What you need to do –
In the copy, keep every record exact and leave out all images.

::::::

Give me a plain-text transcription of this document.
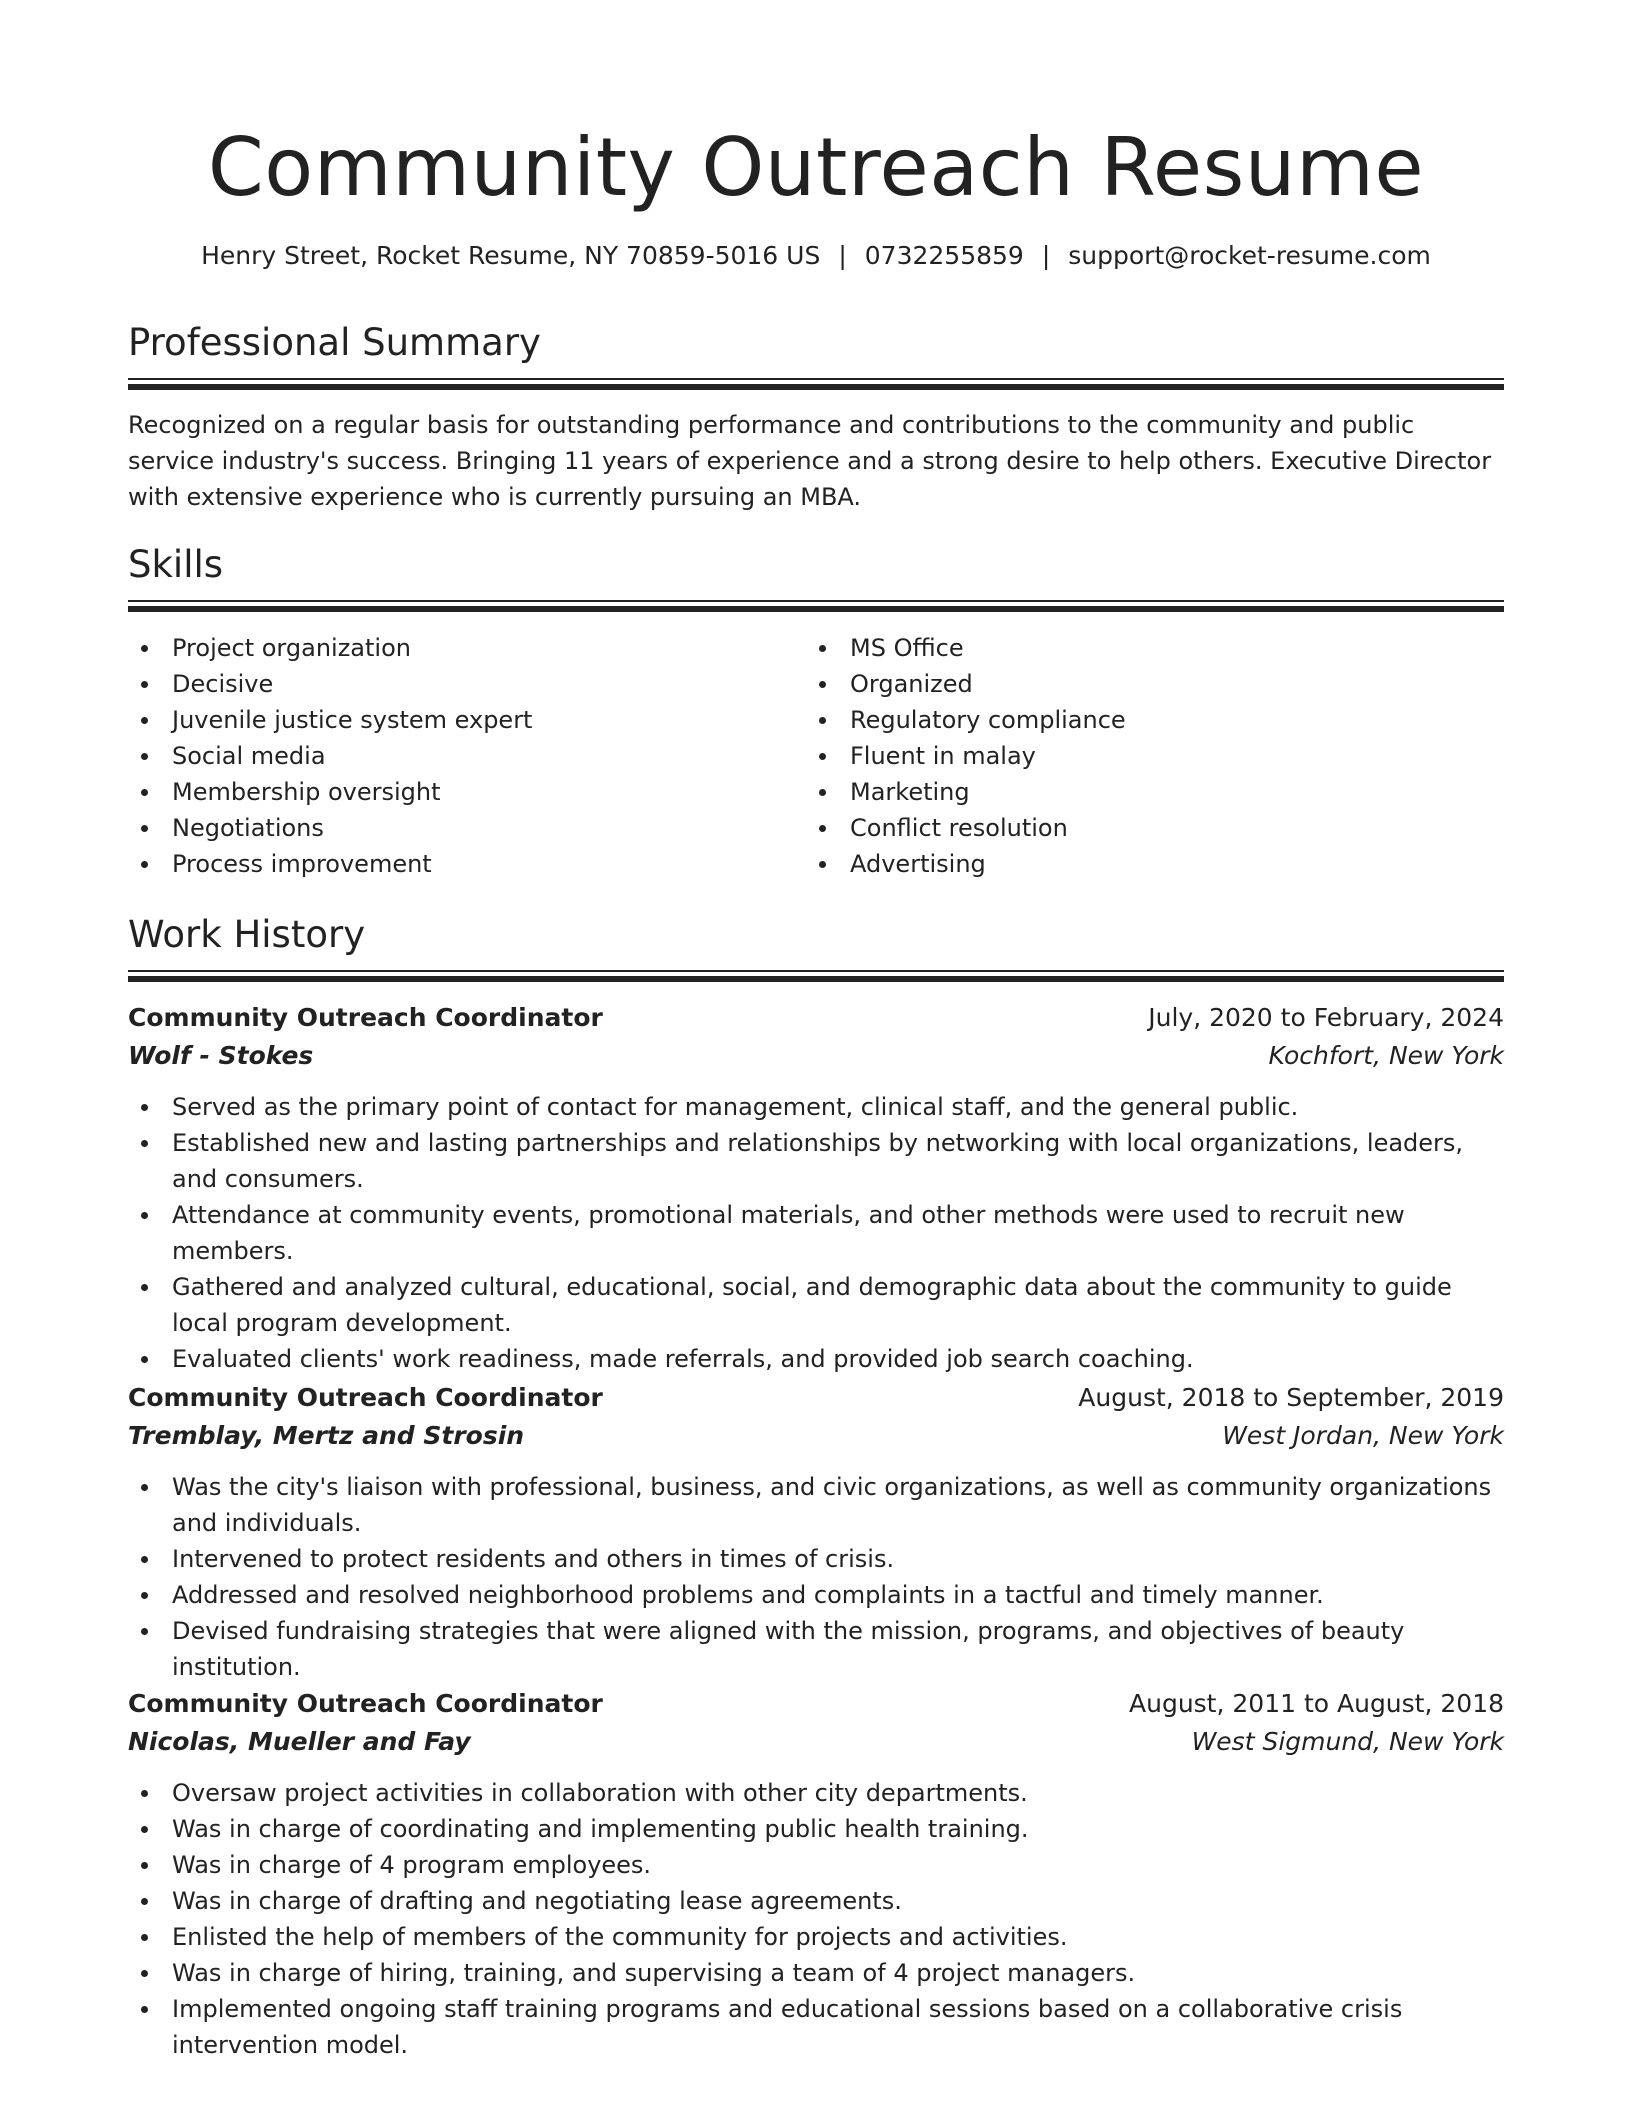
Community Outreach Resume
Henry Street, Rocket Resume, NY 70859-5016 US | 0732255859 | support@rocket-resume.com
Professional Summary

Recognized on a regular basis for outstanding performance and contributions to the community and public service industry's success. Bringing 11 years of experience and a strong desire to help others. Executive Director with extensive experience who is currently pursuing an MBA.

Skills
Project organization
Decisive
Juvenile justice system expert
Social media
Membership oversight
Negotiations
Process improvement
MS Office
Organized
Regulatory compliance
Fluent in malay
Marketing
Conflict resolution
Advertising
Work History
Community Outreach Coordinator	July, 2020 to February, 2024
Wolf - Stokes	Kochfort, New York
Served as the primary point of contact for management, clinical staff, and the general public.
Established new and lasting partnerships and relationships by networking with local organizations, leaders, and consumers.
Attendance at community events, promotional materials, and other methods were used to recruit new members.
Gathered and analyzed cultural, educational, social, and demographic data about the community to guide local program development.
Evaluated clients' work readiness, made referrals, and provided job search coaching.
Community Outreach Coordinator	August, 2018 to September, 2019
Tremblay, Mertz and Strosin	West Jordan, New York
Was the city's liaison with professional, business, and civic organizations, as well as community organizations and individuals.
Intervened to protect residents and others in times of crisis.
Addressed and resolved neighborhood problems and complaints in a tactful and timely manner.
Devised fundraising strategies that were aligned with the mission, programs, and objectives of beauty institution.
Community Outreach Coordinator	August, 2011 to August, 2018
Nicolas, Mueller and Fay	West Sigmund, New York
Oversaw project activities in collaboration with other city departments.
Was in charge of coordinating and implementing public health training.
Was in charge of 4 program employees.
Was in charge of drafting and negotiating lease agreements.
Enlisted the help of members of the community for projects and activities.
Was in charge of hiring, training, and supervising a team of 4 project managers.
Implemented ongoing staff training programs and educational sessions based on a collaborative crisis intervention model.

::::::

Reply –
Give me a plain-text transcription of this document.
Community Outreach Resume
Henry Street, Rocket Resume, NY 70859-5016 US | 0732255859 | support@rocket-resume.com
Professional Summary

Recognized on a regular basis for outstanding performance and contributions to the community and public service industry's success. Bringing 11 years of experience and a strong desire to help others. Executive Director with extensive experience who is currently pursuing an MBA.

Skills
Project organization
Decisive
Juvenile justice system expert
Social media
Membership oversight
Negotiations
Process improvement
MS Office
Organized
Regulatory compliance
Fluent in malay
Marketing
Conflict resolution
Advertising
Work History
Community Outreach Coordinator	July, 2020 to February, 2024
Wolf - Stokes	Kochfort, New York
Served as the primary point of contact for management, clinical staff, and the general public.
Established new and lasting partnerships and relationships by networking with local organizations, leaders, and consumers.
Attendance at community events, promotional materials, and other methods were used to recruit new members.
Gathered and analyzed cultural, educational, social, and demographic data about the community to guide local program development.
Evaluated clients' work readiness, made referrals, and provided job search coaching.
Community Outreach Coordinator	August, 2018 to September, 2019
Tremblay, Mertz and Strosin	West Jordan, New York
Was the city's liaison with professional, business, and civic organizations, as well as community organizations and individuals.
Intervened to protect residents and others in times of crisis.
Addressed and resolved neighborhood problems and complaints in a tactful and timely manner.
Devised fundraising strategies that were aligned with the mission, programs, and objectives of beauty institution.
Community Outreach Coordinator	August, 2011 to August, 2018
Nicolas, Mueller and Fay	West Sigmund, New York
Oversaw project activities in collaboration with other city departments.
Was in charge of coordinating and implementing public health training.
Was in charge of 4 program employees.
Was in charge of drafting and negotiating lease agreements.
Enlisted the help of members of the community for projects and activities.
Was in charge of hiring, training, and supervising a team of 4 project managers.
Implemented ongoing staff training programs and educational sessions based on a collaborative crisis intervention model.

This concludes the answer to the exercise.